* _Problem to solve_
Pictures in the records should not be copied, but every other part must be repeated exactly.

Saved data entries

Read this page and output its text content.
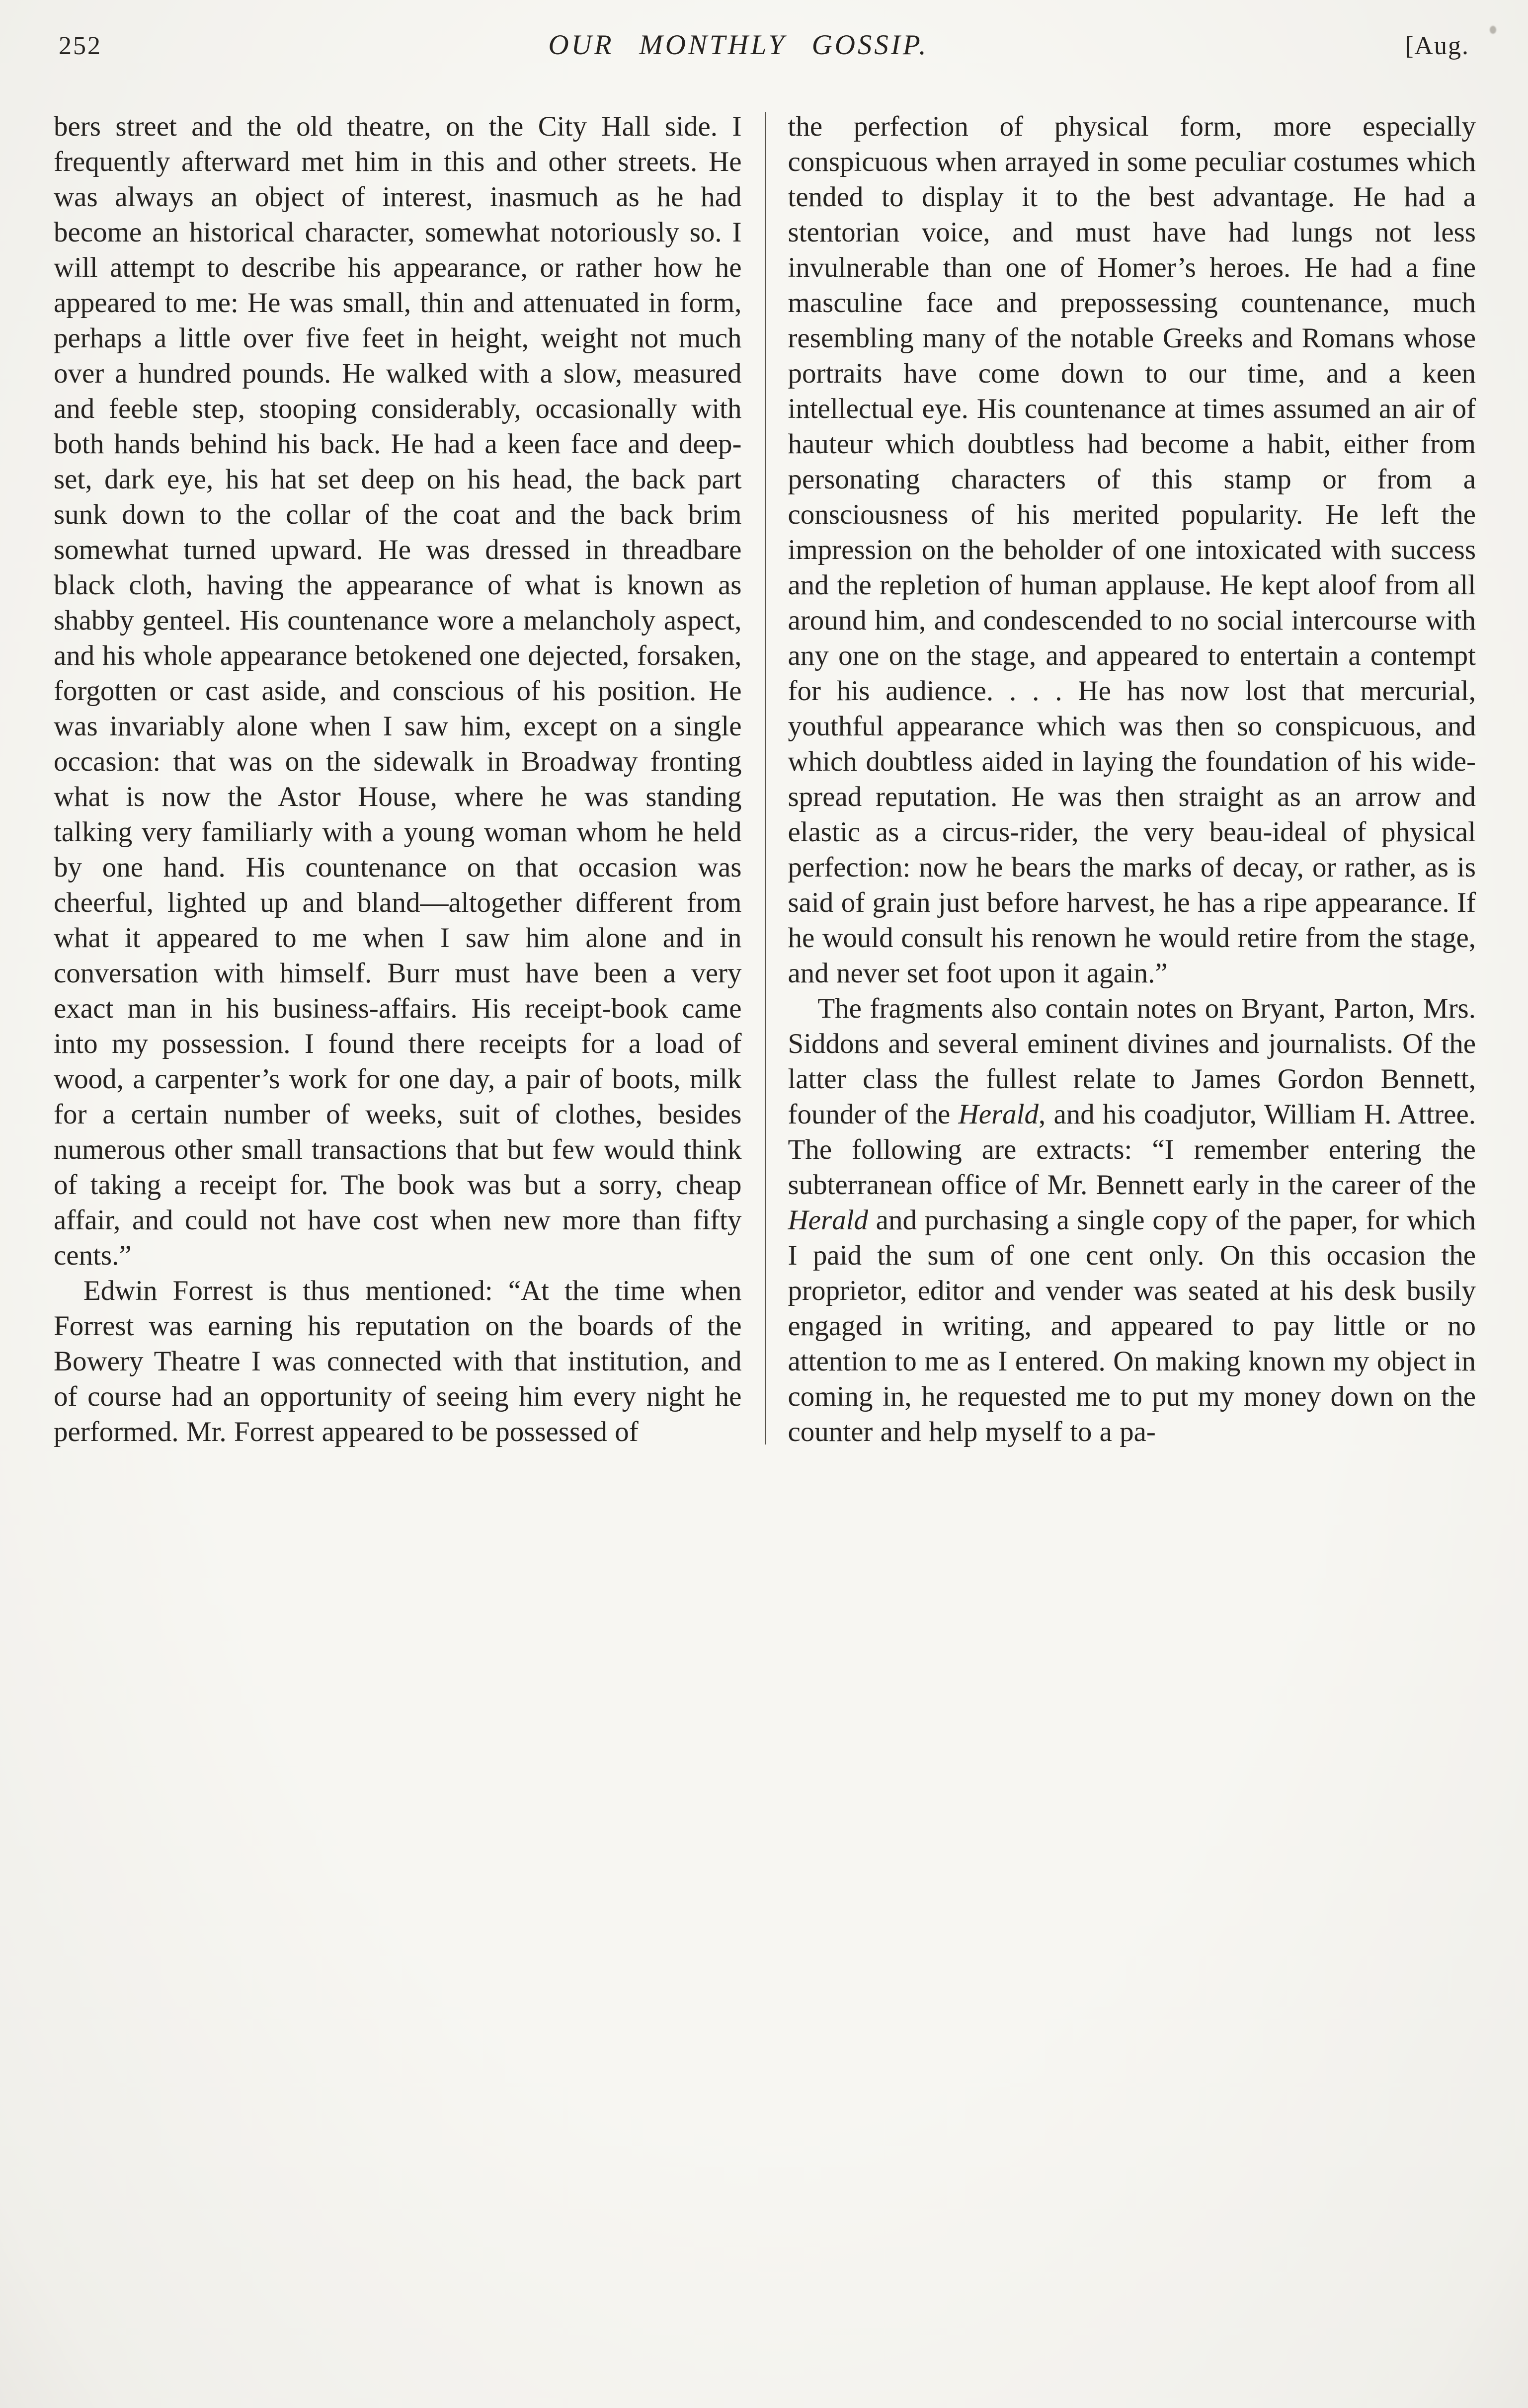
252	OUR MONTHLY GOSSIP.	[Aug.

bers street and the old theatre, on the City Hall side. I frequently afterward met him in this and other streets. He was always an object of interest, inasmuch as he had become an historical character, somewhat notoriously so. I will attempt to describe his appearance, or rather how he appeared to me: He was small, thin and attenuated in form, perhaps a little over five feet in height, weight not much over a hundred pounds. He walked with a slow, measured and feeble step, stooping considerably, occasionally with both hands behind his back. He had a keen face and deep-set, dark eye, his hat set deep on his head, the back part sunk down to the collar of the coat and the back brim somewhat turned upward. He was dressed in threadbare black cloth, having the appearance of what is known as shabby genteel. His countenance wore a melancholy aspect, and his whole appearance betokened one dejected, forsaken, forgotten or cast aside, and conscious of his position. He was invariably alone when I saw him, except on a single occasion: that was on the sidewalk in Broadway fronting what is now the Astor House, where he was standing talking very familiarly with a young woman whom he held by one hand. His countenance on that occasion was cheerful, lighted up and bland—altogether different from what it appeared to me when I saw him alone and in conversation with himself. Burr must have been a very exact man in his business-affairs. His receipt-book came into my possession. I found there receipts for a load of wood, a carpenter’s work for one day, a pair of boots, milk for a certain number of weeks, suit of clothes, besides numerous other small transactions that but few would think of taking a receipt for. The book was but a sorry, cheap affair, and could not have cost when new more than fifty cents.”

Edwin Forrest is thus mentioned: “At the time when Forrest was earning his reputation on the boards of the Bowery Theatre I was connected with that institution, and of course had an opportunity of seeing him every night he performed. Mr. Forrest appeared to be possessed of

the perfection of physical form, more especially conspicuous when arrayed in some peculiar costumes which tended to display it to the best advantage. He had a stentorian voice, and must have had lungs not less invulnerable than one of Homer’s heroes. He had a fine masculine face and prepossessing countenance, much resembling many of the notable Greeks and Romans whose portraits have come down to our time, and a keen intellectual eye. His countenance at times assumed an air of hauteur which doubtless had become a habit, either from personating characters of this stamp or from a consciousness of his merited popularity. He left the impression on the beholder of one intoxicated with success and the repletion of human applause. He kept aloof from all around him, and condescended to no social intercourse with any one on the stage, and appeared to entertain a contempt for his audience. . . . He has now lost that mercurial, youthful appearance which was then so conspicuous, and which doubtless aided in laying the foundation of his wide-spread reputation. He was then straight as an arrow and elastic as a circus-rider, the very beau-ideal of physical perfection: now he bears the marks of decay, or rather, as is said of grain just before harvest, he has a ripe appearance. If he would consult his renown he would retire from the stage, and never set foot upon it again.”

The fragments also contain notes on Bryant, Parton, Mrs. Siddons and several eminent divines and journalists. Of the latter class the fullest relate to James Gordon Bennett, founder of the Herald, and his coadjutor, William H. Attree. The following are extracts: “I remember entering the subterranean office of Mr. Bennett early in the career of the Herald and purchasing a single copy of the paper, for which I paid the sum of one cent only. On this occasion the proprietor, editor and vender was seated at his desk busily engaged in writing, and appeared to pay little or no attention to me as I entered. On making known my object in coming in, he requested me to put my money down on the counter and help myself to a pa-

* _Answer to the task_
Read this page and output its text content.
252	OUR MONTHLY GOSSIP.	[Aug.

bers street and the old theatre, on the City Hall side. I frequently afterward met him in this and other streets. He was always an object of interest, inasmuch as he had become an historical character, somewhat notoriously so. I will attempt to describe his appearance, or rather how he appeared to me: He was small, thin and attenuated in form, perhaps a little over five feet in height, weight not much over a hundred pounds. He walked with a slow, measured and feeble step, stooping considerably, occasionally with both hands behind his back. He had a keen face and deep-set, dark eye, his hat set deep on his head, the back part sunk down to the collar of the coat and the back brim somewhat turned upward. He was dressed in threadbare black cloth, having the appearance of what is known as shabby genteel. His countenance wore a melancholy aspect, and his whole appearance betokened one dejected, forsaken, forgotten or cast aside, and conscious of his position. He was invariably alone when I saw him, except on a single occasion: that was on the sidewalk in Broadway fronting what is now the Astor House, where he was standing talking very familiarly with a young woman whom he held by one hand. His countenance on that occasion was cheerful, lighted up and bland—altogether different from what it appeared to me when I saw him alone and in conversation with himself. Burr must have been a very exact man in his business-affairs. His receipt-book came into my possession. I found there receipts for a load of wood, a carpenter’s work for one day, a pair of boots, milk for a certain number of weeks, suit of clothes, besides numerous other small transactions that but few would think of taking a receipt for. The book was but a sorry, cheap affair, and could not have cost when new more than fifty cents.”

Edwin Forrest is thus mentioned: “At the time when Forrest was earning his reputation on the boards of the Bowery Theatre I was connected with that institution, and of course had an opportunity of seeing him every night he performed. Mr. Forrest appeared to be possessed of

the perfection of physical form, more especially conspicuous when arrayed in some peculiar costumes which tended to display it to the best advantage. He had a stentorian voice, and must have had lungs not less invulnerable than one of Homer’s heroes. He had a fine masculine face and prepossessing countenance, much resembling many of the notable Greeks and Romans whose portraits have come down to our time, and a keen intellectual eye. His countenance at times assumed an air of hauteur which doubtless had become a habit, either from personating characters of this stamp or from a consciousness of his merited popularity. He left the impression on the beholder of one intoxicated with success and the repletion of human applause. He kept aloof from all around him, and condescended to no social intercourse with any one on the stage, and appeared to entertain a contempt for his audience. . . . He has now lost that mercurial, youthful appearance which was then so conspicuous, and which doubtless aided in laying the foundation of his wide-spread reputation. He was then straight as an arrow and elastic as a circus-rider, the very beau-ideal of physical perfection: now he bears the marks of decay, or rather, as is said of grain just before harvest, he has a ripe appearance. If he would consult his renown he would retire from the stage, and never set foot upon it again.”

The fragments also contain notes on Bryant, Parton, Mrs. Siddons and several eminent divines and journalists. Of the latter class the fullest relate to James Gordon Bennett, founder of the Herald, and his coadjutor, William H. Attree. The following are extracts: “I remember entering the subterranean office of Mr. Bennett early in the career of the Herald and purchasing a single copy of the paper, for which I paid the sum of one cent only. On this occasion the proprietor, editor and vender was seated at his desk busily engaged in writing, and appeared to pay little or no attention to me as I entered. On making known my object in coming in, he requested me to put my money down on the counter and help myself to a pa-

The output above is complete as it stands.